ARTICLE:
********

Re: [IndexedDB] Changing the default overwrite behavior of Put

When you get to the cursor, the object already existed. This is the case where the update occurs on an existing object and put means put because it already exists.

On Jun 16, 2010, at 11:19 AM, Mikeal Rogers wrote:

> I don't have an opinion about addOrModify but in the Firefox build I'm
> messing with the cursor has an update method that I find highly useful
> and efficient.
> 
> -Mikeal
> 
> On Wed, Jun 16, 2010 at 11:08 AM, Jonas Sicking <jonas@sicking.cc> wrote:
>> On Wed, Jun 16, 2010 at 10:46 AM, Nikunj Mehta <nikunj@o-micron.com> wrote:
>>> 
>>> On Jun 16, 2010, at 9:58 AM, Shawn Wilsher wrote:
>>> 
>>>> On 6/16/2010 9:43 AM, Nikunj Mehta wrote:
>>>>> There are three theoretical modes as you say. However, the second mode does not exist in practice. If you must overwrite, then you know that the record exists and hence don't need to specify that option.

********

A block of data
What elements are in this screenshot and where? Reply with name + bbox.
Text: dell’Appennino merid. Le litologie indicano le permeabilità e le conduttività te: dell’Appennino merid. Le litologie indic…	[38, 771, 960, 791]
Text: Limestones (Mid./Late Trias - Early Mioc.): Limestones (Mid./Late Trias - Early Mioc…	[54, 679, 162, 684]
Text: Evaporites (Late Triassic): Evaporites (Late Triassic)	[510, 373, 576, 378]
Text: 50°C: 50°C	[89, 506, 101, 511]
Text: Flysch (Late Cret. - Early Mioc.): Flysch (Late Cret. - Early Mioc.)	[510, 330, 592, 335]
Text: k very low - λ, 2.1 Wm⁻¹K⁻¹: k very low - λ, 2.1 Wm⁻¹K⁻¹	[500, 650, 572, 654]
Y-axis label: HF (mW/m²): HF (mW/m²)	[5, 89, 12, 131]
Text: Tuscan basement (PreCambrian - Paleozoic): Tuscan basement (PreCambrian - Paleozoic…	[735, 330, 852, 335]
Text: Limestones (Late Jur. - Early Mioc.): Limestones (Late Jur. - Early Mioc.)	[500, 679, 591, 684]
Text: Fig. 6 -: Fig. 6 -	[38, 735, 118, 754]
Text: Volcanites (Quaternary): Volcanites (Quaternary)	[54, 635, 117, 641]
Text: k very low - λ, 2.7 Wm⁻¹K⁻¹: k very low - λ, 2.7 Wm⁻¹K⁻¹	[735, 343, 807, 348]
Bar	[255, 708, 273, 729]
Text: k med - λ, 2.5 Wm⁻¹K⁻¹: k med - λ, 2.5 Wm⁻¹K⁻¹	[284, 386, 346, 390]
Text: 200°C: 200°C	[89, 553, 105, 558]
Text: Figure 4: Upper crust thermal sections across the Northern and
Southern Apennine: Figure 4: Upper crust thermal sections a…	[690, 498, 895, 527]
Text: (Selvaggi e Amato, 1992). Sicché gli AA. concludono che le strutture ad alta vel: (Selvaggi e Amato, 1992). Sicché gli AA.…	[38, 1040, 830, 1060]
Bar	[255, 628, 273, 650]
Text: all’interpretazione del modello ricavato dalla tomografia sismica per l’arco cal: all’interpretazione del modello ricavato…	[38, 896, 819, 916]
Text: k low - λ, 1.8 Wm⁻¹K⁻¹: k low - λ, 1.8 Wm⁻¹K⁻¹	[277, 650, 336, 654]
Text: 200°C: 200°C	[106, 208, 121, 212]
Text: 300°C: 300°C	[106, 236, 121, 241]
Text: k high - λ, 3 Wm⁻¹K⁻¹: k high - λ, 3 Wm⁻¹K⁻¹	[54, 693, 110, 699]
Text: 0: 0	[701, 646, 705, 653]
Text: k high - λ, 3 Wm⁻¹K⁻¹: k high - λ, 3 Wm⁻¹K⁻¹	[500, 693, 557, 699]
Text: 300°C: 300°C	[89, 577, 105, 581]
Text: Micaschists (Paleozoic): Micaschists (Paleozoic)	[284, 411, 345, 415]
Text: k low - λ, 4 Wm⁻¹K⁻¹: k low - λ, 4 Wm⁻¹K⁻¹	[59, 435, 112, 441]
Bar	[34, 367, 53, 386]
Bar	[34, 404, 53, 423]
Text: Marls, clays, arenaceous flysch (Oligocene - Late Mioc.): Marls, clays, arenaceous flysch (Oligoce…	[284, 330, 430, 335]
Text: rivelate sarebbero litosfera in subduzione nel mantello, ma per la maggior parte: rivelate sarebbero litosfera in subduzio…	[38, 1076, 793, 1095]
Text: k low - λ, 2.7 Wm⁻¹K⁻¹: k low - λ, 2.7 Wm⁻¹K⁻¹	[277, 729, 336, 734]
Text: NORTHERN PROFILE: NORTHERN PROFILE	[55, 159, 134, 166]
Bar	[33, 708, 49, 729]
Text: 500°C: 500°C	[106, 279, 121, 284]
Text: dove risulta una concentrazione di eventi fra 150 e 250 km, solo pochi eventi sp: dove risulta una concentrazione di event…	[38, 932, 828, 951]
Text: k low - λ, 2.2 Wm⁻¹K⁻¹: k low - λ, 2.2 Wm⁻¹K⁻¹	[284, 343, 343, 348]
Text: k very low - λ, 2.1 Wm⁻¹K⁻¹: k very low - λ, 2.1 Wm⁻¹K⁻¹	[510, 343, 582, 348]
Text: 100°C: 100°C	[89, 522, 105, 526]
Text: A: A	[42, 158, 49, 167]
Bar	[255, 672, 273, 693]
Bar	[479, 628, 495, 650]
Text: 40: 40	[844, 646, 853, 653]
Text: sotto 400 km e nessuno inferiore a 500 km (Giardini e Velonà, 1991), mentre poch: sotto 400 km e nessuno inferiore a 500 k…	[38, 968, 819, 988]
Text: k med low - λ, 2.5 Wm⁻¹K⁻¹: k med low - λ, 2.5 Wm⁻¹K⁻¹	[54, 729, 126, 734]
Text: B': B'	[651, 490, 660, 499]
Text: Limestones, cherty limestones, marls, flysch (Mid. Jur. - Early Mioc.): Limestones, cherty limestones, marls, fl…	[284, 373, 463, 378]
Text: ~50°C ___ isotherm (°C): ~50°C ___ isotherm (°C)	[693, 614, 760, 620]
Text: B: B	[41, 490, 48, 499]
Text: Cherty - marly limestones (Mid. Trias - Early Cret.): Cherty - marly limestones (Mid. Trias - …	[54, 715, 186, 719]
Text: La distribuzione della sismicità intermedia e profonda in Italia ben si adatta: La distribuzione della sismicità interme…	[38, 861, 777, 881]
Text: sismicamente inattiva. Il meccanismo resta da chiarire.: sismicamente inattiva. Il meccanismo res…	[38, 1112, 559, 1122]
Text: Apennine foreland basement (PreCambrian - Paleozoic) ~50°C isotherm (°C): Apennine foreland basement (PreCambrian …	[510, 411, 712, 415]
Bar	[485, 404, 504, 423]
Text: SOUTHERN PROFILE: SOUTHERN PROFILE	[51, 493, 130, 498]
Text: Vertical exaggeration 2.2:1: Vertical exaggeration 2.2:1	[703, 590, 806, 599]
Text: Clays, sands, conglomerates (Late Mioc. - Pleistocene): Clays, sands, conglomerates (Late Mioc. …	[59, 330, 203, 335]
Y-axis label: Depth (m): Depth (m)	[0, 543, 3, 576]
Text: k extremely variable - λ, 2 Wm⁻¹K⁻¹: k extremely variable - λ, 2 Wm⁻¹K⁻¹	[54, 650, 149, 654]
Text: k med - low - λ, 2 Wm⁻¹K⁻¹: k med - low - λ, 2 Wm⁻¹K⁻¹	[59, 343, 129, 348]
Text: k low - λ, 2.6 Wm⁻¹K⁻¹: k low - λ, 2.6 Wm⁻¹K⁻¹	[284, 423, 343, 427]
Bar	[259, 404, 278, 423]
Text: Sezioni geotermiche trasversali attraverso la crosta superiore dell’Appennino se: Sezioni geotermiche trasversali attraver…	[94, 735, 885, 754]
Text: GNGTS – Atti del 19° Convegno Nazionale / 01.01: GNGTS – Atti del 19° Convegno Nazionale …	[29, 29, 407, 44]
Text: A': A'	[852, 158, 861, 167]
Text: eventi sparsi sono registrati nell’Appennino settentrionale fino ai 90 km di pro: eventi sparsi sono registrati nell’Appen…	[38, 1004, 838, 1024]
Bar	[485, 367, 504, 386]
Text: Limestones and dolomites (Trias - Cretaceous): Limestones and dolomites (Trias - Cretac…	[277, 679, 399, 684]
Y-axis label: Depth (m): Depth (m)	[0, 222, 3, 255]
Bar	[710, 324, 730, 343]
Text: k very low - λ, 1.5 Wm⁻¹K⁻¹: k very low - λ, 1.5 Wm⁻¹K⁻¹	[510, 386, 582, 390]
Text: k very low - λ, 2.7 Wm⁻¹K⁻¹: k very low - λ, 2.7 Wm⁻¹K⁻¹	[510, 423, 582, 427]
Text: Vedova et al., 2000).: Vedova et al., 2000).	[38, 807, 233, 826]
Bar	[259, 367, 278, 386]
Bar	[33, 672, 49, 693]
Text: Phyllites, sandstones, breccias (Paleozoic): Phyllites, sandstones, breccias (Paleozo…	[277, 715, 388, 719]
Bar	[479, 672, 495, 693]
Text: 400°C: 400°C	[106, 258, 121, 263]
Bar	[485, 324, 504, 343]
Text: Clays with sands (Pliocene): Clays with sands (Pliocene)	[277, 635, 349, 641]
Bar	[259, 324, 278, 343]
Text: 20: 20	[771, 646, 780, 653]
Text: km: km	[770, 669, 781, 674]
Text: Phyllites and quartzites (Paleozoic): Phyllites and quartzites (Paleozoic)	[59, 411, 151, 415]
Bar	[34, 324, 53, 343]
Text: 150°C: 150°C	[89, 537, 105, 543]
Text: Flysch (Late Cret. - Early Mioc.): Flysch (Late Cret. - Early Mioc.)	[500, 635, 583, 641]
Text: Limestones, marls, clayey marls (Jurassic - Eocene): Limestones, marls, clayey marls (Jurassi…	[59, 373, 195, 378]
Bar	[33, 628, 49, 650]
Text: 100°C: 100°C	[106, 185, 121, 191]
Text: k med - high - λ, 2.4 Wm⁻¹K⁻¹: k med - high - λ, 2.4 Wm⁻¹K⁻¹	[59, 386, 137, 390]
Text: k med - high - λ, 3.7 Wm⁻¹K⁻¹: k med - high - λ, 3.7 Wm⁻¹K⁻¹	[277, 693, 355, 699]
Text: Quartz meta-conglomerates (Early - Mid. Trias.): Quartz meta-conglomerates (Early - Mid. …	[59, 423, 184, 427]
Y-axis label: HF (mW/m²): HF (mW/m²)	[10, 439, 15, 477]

********

SET OF TASKS:
(1) Answer these questions about the IndexedDB email thread:
(a) What does the cursor have in the Firefox build Mikeal Rogers mentions?
(b) Which of the three theoretical modes does Nikunj Mehta say does not exist in practice?
(c) On what date and at what time did Shawn Wilsher write?
(2) Copy everything from "When you get" down to "it already exists." in the IndexedDB email thread, swapping "object" for "record" each time it appears.
(3) Extend the IndexedDB email thread past its last sentence.

TASK RESPONSES:
(1)
(a) An update method.
(b) The second mode.
(c) On 6/16/2010 at 9:58 AM.

(2)
When you get to the cursor, the record already existed. This is the case where the update occurs on an existing record and put means put because it already exists.

(3)
>>>> To be clear, you are saying that there are only two modes in practice:
>>>> 1) add
>>>> 2) add or modify
>>>> 
>>>> But you don't believe that "modify" doesn't exist in practice?  In terms of SQL, these three concepts exists and get used all the time.  "add" maps to INSERT INTO, "add or modify" maps to INSERT OR REPLACE INTO, and "modify" maps to UPDATE.
>>> 
>>> IndexedDB is not SQL, I think you would agree. UPDATE is useful when you replace on a column, by column basis and, hence, need to do a blind update. When updating a record in IndexedDB, you'd have to be certain about the state of the entire record. Hence, it makes sense to leave out UPDATE semantics in IndexedDB.
>> 
>> I can't say that I have a strong sense of if "modify" is needed or
>> not. On the surface if seems strange to leave out, but it's entirely
>> possible that it isn't needed.
>> 
>> Unless someone provides a good use case, I would be fine with leaving
>> it out and seeing if people ask for it.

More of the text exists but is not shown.